— begin —

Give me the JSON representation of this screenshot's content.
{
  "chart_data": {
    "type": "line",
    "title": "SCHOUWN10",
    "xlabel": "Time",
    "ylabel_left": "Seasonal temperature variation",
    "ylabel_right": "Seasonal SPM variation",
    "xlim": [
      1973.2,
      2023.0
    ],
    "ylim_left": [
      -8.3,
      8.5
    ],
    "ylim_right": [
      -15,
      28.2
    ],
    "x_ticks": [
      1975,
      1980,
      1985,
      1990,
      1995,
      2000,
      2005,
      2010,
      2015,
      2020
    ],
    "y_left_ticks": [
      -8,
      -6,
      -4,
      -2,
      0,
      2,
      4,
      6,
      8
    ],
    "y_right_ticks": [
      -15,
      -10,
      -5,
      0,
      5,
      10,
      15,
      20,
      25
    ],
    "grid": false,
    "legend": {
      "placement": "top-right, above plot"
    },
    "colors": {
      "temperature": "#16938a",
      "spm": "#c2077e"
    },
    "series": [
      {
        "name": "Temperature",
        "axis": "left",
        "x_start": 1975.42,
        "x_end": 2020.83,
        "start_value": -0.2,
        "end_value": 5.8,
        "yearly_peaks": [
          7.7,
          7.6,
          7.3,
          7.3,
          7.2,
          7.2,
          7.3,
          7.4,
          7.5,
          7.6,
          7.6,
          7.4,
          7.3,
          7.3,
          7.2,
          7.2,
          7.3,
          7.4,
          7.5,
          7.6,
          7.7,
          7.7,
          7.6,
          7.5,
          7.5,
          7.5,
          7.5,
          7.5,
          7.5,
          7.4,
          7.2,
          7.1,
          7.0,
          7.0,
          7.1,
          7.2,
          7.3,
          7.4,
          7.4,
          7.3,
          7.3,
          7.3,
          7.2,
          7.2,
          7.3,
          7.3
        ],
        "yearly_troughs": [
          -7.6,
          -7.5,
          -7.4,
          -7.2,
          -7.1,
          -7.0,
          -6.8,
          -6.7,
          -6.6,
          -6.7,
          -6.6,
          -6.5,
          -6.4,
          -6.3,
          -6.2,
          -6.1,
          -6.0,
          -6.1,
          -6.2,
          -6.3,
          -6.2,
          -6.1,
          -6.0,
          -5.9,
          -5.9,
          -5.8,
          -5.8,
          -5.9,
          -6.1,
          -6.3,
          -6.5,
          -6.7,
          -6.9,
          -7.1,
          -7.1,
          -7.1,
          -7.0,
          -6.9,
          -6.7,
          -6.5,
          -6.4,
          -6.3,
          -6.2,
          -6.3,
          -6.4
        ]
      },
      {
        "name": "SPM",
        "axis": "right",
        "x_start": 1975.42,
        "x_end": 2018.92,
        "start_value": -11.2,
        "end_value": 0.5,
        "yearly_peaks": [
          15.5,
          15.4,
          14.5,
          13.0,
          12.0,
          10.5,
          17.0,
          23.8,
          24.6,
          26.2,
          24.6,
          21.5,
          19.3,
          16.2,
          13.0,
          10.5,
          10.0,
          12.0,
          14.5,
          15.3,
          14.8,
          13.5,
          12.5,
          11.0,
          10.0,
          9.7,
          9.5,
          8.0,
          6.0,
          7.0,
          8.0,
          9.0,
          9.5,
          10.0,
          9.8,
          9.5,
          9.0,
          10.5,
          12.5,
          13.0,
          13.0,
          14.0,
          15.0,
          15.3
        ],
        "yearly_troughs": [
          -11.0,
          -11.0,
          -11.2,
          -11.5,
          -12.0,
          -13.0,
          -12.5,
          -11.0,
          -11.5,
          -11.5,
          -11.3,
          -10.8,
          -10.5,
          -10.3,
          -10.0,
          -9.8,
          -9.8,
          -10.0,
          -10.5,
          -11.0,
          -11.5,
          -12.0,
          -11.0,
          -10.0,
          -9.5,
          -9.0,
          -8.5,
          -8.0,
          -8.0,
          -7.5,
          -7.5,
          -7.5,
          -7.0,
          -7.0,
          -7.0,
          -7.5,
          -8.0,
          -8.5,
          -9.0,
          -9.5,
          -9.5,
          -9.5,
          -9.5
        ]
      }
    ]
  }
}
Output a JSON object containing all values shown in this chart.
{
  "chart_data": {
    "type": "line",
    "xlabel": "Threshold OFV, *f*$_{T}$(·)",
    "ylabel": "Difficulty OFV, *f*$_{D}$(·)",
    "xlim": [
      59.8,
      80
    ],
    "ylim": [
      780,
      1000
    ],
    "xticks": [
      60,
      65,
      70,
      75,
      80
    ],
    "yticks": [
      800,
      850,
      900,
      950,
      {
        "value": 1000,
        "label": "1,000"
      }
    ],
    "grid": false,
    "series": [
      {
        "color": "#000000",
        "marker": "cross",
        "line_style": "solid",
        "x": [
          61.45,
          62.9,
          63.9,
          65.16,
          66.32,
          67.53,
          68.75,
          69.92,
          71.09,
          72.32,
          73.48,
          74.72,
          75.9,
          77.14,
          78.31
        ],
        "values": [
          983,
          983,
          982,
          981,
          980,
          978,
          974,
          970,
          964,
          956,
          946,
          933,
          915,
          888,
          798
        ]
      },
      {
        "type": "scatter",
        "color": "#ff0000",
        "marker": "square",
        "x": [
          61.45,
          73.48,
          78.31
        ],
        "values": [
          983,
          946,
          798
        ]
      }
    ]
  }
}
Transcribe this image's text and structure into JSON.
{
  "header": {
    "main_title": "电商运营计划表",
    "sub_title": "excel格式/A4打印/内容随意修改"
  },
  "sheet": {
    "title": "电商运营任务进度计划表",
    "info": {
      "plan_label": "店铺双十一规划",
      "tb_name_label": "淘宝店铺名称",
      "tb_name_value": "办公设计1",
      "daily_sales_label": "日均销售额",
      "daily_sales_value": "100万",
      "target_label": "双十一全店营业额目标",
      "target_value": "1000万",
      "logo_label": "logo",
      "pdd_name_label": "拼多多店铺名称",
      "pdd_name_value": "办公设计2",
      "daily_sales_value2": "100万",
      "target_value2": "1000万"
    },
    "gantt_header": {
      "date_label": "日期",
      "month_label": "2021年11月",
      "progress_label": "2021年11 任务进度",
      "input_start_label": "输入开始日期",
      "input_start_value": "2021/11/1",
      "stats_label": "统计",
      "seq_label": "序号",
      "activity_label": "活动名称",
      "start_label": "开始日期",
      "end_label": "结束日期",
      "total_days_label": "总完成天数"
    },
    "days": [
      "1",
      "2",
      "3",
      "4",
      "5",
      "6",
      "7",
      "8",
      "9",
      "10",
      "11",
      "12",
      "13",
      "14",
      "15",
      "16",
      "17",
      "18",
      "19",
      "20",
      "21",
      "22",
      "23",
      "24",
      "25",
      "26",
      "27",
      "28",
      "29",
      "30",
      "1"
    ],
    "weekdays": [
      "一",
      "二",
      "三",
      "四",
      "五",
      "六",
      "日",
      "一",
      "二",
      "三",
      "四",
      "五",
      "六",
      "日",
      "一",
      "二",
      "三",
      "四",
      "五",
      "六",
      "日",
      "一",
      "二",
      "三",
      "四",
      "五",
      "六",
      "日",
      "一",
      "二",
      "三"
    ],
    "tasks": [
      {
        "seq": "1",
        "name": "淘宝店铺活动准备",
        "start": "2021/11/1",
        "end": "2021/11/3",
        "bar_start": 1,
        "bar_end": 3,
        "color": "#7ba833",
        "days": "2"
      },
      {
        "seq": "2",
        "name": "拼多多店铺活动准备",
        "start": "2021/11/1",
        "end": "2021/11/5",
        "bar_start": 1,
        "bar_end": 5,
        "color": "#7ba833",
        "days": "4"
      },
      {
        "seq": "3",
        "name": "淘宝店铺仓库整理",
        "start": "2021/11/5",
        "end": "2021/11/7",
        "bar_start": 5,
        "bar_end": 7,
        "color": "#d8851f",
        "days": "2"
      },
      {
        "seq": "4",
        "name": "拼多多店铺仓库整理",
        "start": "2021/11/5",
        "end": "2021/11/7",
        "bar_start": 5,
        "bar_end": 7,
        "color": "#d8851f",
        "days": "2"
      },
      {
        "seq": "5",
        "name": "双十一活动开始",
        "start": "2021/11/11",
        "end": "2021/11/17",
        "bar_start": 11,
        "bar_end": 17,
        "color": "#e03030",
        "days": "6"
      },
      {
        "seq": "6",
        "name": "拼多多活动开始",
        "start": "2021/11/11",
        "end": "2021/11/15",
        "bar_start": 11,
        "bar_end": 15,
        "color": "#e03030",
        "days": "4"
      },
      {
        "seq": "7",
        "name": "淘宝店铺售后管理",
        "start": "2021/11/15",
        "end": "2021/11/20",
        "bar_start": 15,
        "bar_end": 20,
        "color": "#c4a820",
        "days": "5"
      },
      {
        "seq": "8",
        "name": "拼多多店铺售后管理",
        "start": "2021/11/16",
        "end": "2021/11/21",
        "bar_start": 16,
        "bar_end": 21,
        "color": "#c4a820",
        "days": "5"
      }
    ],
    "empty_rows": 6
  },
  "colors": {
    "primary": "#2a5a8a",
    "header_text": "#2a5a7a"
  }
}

— end —

Work out how many lines in the records above hold the string "JSON", then give only that count.

3